- [TASK INSTRUCTIONS]:
Find the lines that hold the word "data" and return them.

- [ENTRIES SHOWN]:
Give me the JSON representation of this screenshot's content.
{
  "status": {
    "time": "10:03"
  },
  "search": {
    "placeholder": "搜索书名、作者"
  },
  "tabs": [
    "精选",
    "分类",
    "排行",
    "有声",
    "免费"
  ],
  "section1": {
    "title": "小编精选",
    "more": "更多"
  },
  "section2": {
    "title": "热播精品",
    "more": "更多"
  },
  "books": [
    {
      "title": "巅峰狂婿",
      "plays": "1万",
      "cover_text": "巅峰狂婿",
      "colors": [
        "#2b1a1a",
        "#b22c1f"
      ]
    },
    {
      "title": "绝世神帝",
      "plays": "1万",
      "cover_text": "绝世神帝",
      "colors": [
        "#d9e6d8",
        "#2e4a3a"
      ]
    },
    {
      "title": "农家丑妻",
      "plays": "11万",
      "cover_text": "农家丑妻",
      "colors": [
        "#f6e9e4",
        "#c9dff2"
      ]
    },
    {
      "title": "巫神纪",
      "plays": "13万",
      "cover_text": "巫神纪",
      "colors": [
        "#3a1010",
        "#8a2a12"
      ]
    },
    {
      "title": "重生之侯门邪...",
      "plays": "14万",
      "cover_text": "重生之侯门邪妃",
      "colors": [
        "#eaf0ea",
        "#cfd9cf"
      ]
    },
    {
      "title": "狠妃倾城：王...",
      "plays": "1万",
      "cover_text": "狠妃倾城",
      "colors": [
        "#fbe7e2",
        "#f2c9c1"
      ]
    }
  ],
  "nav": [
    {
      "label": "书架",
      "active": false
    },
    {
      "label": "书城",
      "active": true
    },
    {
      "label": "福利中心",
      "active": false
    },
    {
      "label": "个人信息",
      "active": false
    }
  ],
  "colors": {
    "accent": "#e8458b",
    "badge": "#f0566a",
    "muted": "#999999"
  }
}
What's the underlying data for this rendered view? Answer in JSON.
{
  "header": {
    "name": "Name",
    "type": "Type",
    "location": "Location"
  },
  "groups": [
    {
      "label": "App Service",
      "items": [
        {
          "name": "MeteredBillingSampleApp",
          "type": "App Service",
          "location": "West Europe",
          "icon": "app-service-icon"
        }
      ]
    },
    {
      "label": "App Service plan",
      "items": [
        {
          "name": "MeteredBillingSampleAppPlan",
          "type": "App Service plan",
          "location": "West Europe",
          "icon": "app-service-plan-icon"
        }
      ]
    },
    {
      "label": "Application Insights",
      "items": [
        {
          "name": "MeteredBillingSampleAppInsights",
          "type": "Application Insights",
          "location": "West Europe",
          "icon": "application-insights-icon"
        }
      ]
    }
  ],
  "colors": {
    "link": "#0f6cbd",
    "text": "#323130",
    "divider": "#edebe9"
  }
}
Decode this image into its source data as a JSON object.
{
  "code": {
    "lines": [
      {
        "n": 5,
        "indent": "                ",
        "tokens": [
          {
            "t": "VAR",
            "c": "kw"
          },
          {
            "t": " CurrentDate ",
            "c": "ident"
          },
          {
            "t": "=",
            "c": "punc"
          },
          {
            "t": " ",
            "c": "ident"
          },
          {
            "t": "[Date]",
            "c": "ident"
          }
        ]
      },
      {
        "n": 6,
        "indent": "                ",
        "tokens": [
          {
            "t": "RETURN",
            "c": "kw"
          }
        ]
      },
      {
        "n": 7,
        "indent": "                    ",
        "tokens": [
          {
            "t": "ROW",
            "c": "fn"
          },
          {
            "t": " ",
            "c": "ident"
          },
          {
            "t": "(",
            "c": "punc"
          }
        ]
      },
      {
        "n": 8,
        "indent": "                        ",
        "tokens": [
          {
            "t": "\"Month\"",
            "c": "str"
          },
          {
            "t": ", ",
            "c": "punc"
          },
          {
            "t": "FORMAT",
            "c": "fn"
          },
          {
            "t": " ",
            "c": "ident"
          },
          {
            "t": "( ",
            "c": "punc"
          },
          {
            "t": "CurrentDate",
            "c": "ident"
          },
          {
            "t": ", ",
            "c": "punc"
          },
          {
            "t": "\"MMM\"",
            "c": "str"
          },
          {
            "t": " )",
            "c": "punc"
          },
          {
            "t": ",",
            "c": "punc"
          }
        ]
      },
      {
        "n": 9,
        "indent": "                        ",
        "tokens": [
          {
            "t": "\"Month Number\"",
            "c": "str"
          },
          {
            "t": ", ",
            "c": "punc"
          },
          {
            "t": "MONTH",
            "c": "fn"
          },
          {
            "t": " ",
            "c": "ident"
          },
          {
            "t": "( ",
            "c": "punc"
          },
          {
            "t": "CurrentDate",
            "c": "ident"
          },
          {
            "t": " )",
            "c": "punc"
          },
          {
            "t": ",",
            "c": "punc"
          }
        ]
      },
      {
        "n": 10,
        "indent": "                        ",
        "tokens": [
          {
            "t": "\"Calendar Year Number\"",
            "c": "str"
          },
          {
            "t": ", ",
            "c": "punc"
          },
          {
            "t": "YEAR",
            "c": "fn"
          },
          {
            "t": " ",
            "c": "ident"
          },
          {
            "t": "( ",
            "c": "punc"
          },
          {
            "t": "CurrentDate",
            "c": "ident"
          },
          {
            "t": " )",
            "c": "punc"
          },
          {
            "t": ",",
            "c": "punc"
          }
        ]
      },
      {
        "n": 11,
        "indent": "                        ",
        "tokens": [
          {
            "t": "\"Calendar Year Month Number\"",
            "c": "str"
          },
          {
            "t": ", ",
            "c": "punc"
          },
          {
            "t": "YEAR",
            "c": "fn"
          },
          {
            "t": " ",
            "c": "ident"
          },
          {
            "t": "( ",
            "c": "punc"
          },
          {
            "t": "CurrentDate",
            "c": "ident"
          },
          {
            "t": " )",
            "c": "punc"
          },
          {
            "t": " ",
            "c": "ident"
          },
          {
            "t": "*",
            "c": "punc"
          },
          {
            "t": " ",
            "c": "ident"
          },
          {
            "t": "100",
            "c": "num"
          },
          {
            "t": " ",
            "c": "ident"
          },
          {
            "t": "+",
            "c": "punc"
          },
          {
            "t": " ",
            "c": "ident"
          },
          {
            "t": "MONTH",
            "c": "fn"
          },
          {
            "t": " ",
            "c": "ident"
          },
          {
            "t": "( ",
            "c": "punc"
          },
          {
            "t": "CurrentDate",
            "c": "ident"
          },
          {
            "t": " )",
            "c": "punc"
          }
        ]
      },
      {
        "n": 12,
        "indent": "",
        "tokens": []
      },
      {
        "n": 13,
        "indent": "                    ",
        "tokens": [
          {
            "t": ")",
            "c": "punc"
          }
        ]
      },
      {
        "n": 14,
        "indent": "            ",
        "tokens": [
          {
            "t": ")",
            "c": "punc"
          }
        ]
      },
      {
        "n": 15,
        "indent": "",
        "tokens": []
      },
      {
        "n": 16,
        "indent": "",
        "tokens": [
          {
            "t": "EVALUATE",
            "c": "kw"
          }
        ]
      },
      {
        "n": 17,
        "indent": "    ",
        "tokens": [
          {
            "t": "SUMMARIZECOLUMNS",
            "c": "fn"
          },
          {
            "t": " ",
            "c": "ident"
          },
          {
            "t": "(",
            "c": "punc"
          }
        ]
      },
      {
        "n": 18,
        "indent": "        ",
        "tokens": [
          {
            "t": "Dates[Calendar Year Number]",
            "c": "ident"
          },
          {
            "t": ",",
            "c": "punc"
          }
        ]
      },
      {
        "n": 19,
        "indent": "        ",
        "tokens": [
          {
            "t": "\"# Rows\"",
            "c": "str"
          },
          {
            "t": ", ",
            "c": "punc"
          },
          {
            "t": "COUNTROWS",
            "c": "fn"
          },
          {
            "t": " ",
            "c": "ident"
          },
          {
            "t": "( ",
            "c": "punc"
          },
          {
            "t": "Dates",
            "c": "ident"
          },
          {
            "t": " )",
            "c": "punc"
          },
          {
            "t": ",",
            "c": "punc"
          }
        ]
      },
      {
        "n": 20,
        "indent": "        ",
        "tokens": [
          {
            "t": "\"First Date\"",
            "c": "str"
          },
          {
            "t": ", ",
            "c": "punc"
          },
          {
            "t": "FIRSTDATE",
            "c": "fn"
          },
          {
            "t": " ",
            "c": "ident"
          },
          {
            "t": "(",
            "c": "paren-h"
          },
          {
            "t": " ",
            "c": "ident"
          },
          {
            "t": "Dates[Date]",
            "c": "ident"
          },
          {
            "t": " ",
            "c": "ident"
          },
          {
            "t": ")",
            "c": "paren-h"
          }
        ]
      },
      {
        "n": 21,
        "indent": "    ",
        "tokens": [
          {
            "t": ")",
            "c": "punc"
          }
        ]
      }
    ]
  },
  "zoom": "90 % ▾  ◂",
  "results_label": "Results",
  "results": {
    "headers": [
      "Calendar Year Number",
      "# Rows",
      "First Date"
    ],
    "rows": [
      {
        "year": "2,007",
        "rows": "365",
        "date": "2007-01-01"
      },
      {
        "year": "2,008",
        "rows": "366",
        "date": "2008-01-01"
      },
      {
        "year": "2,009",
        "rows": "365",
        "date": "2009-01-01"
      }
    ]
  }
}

- [RESPONSE]:
What's the underlying data for this rendered view? Answer in JSON.
Decode this image into its source data as a JSON object.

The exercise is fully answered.